## WORK TO COMPLETE:
Transcribe every entry word for word, but skip the images.
-- Start RECORDS SUPPLIED --
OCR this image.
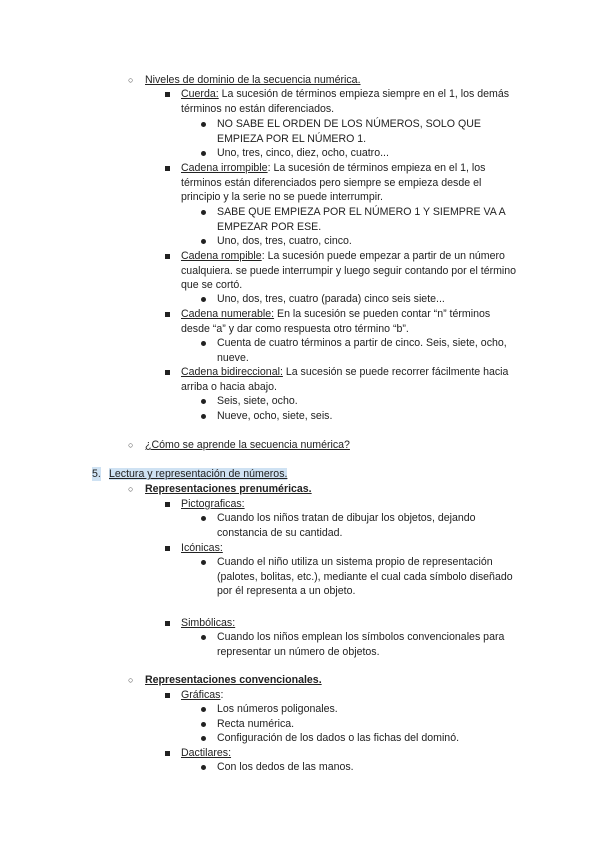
○ Niveles de dominio de la secuencia numérica.
Cuerda: La sucesión de términos empieza siempre en el 1, los demás términos no están diferenciados.
NO SABE EL ORDEN DE LOS NÚMEROS, SOLO QUE EMPIEZA POR EL NÚMERO 1.
Uno, tres, cinco, diez, ocho, cuatro...
Cadena irrompible: La sucesión de términos empieza en el 1, los términos están diferenciados pero siempre se empieza desde el principio y la serie no se puede interrumpir.
SABE QUE EMPIEZA POR EL NÚMERO 1 Y SIEMPRE VA A EMPEZAR POR ESE.
Uno, dos, tres, cuatro, cinco.
Cadena rompible: La sucesión puede empezar a partir de un número cualquiera. se puede interrumpir y luego seguir contando por el término que se cortó.
Uno, dos, tres, cuatro (parada) cinco seis siete...
Cadena numerable: En la sucesión se pueden contar “n” términos desde “a” y dar como respuesta otro término “b”.
Cuenta de cuatro términos a partir de cinco. Seis, siete, ocho, nueve.
Cadena bidireccional: La sucesión se puede recorrer fácilmente hacia arriba o hacia abajo.
Seis, siete, ocho.
Nueve, ocho, siete, seis.
○ ¿Cómo se aprende la secuencia numérica?
5. Lectura y representación de números.
○ Representaciones prenuméricas.
Pictograficas:
Cuando los niños tratan de dibujar los objetos, dejando constancia de su cantidad.
Icónicas:
Cuando el niño utiliza un sistema propio de representación (palotes, bolitas, etc.), mediante el cual cada símbolo diseñado por él representa a un objeto.
Simbólicas:
Cuando los niños emplean los símbolos convencionales para representar un número de objetos.
○ Representaciones convencionales.
Gráficas:
Los números poligonales.
Recta numérica.
Configuración de los dados o las fichas del dominó.
Dactilares:
Con los dedos de las manos.
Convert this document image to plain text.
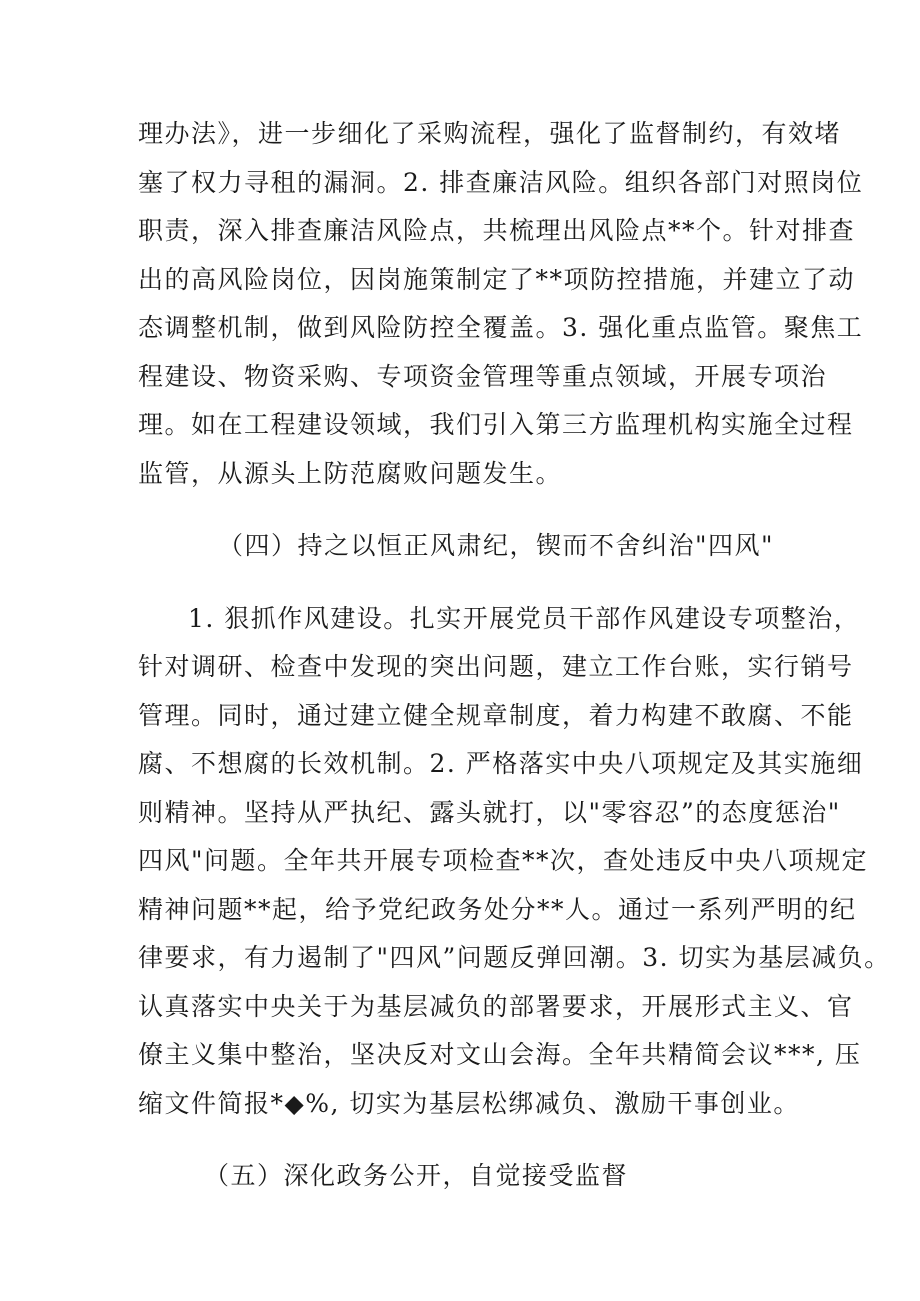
理办法》，进一步细化了采购流程，强化了监督制约，有效堵
塞了权力寻租的漏洞。2. 排查廉洁风险。组织各部门对照岗位
职责，深入排查廉洁风险点，共梳理出风险点**个。针对排查
出的高风险岗位，因岗施策制定了**项防控措施，并建立了动
态调整机制，做到风险防控全覆盖。3. 强化重点监管。聚焦工
程建设、物资采购、专项资金管理等重点领域，开展专项治
理。如在工程建设领域，我们引入第三方监理机构实施全过程
监管，从源头上防范腐败问题发生。
（四）持之以恒正风肃纪，锲而不舍纠治"四风"
1. 狠抓作风建设。扎实开展党员干部作风建设专项整治，
针对调研、检查中发现的突出问题，建立工作台账，实行销号
管理。同时，通过建立健全规章制度，着力构建不敢腐、不能
腐、不想腐的长效机制。2. 严格落实中央八项规定及其实施细
则精神。坚持从严执纪、露头就打，以"零容忍”的态度惩治"
四风"问题。全年共开展专项检查**次，查处违反中央八项规定
精神问题**起，给予党纪政务处分**人。通过一系列严明的纪
律要求，有力遏制了"四风”问题反弹回潮。3. 切实为基层减负。
认真落实中央关于为基层减负的部署要求，开展形式主义、官
僚主义集中整治，坚决反对文山会海。全年共精简会议***, 压
缩文件简报*◆%, 切实为基层松绑减负、激励干事创业。
（五）深化政务公开，自觉接受监督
-- End RECORDS SUPPLIED --
## SOLUTION TO THE EXERCISE:
OCR this image.
○ Niveles de dominio de la secuencia numérica.
Cuerda: La sucesión de términos empieza siempre en el 1, los demás términos no están diferenciados.
NO SABE EL ORDEN DE LOS NÚMEROS, SOLO QUE EMPIEZA POR EL NÚMERO 1.
Uno, tres, cinco, diez, ocho, cuatro...
Cadena irrompible: La sucesión de términos empieza en el 1, los términos están diferenciados pero siempre se empieza desde el principio y la serie no se puede interrumpir.
SABE QUE EMPIEZA POR EL NÚMERO 1 Y SIEMPRE VA A EMPEZAR POR ESE.
Uno, dos, tres, cuatro, cinco.
Cadena rompible: La sucesión puede empezar a partir de un número cualquiera. se puede interrumpir y luego seguir contando por el término que se cortó.
Uno, dos, tres, cuatro (parada) cinco seis siete...
Cadena numerable: En la sucesión se pueden contar “n” términos desde “a” y dar como respuesta otro término “b”.
Cuenta de cuatro términos a partir de cinco. Seis, siete, ocho, nueve.
Cadena bidireccional: La sucesión se puede recorrer fácilmente hacia arriba o hacia abajo.
Seis, siete, ocho.
Nueve, ocho, siete, seis.
○ ¿Cómo se aprende la secuencia numérica?
5. Lectura y representación de números.
○ Representaciones prenuméricas.
Pictograficas:
Cuando los niños tratan de dibujar los objetos, dejando constancia de su cantidad.
Icónicas:
Cuando el niño utiliza un sistema propio de representación (palotes, bolitas, etc.), mediante el cual cada símbolo diseñado por él representa a un objeto.
Simbólicas:
Cuando los niños emplean los símbolos convencionales para representar un número de objetos.
○ Representaciones convencionales.
Gráficas:
Los números poligonales.
Recta numérica.
Configuración de los dados o las fichas del dominó.
Dactilares:
Con los dedos de las manos.
Convert this document image to plain text.
理办法》，进一步细化了采购流程，强化了监督制约，有效堵
塞了权力寻租的漏洞。2. 排查廉洁风险。组织各部门对照岗位
职责，深入排查廉洁风险点，共梳理出风险点**个。针对排查
出的高风险岗位，因岗施策制定了**项防控措施，并建立了动
态调整机制，做到风险防控全覆盖。3. 强化重点监管。聚焦工
程建设、物资采购、专项资金管理等重点领域，开展专项治
理。如在工程建设领域，我们引入第三方监理机构实施全过程
监管，从源头上防范腐败问题发生。
（四）持之以恒正风肃纪，锲而不舍纠治"四风"
1. 狠抓作风建设。扎实开展党员干部作风建设专项整治，
针对调研、检查中发现的突出问题，建立工作台账，实行销号
管理。同时，通过建立健全规章制度，着力构建不敢腐、不能
腐、不想腐的长效机制。2. 严格落实中央八项规定及其实施细
则精神。坚持从严执纪、露头就打，以"零容忍”的态度惩治"
四风"问题。全年共开展专项检查**次，查处违反中央八项规定
精神问题**起，给予党纪政务处分**人。通过一系列严明的纪
律要求，有力遏制了"四风”问题反弹回潮。3. 切实为基层减负。
认真落实中央关于为基层减负的部署要求，开展形式主义、官
僚主义集中整治，坚决反对文山会海。全年共精简会议***, 压
缩文件简报*◆%, 切实为基层松绑减负、激励干事创业。
（五）深化政务公开，自觉接受监督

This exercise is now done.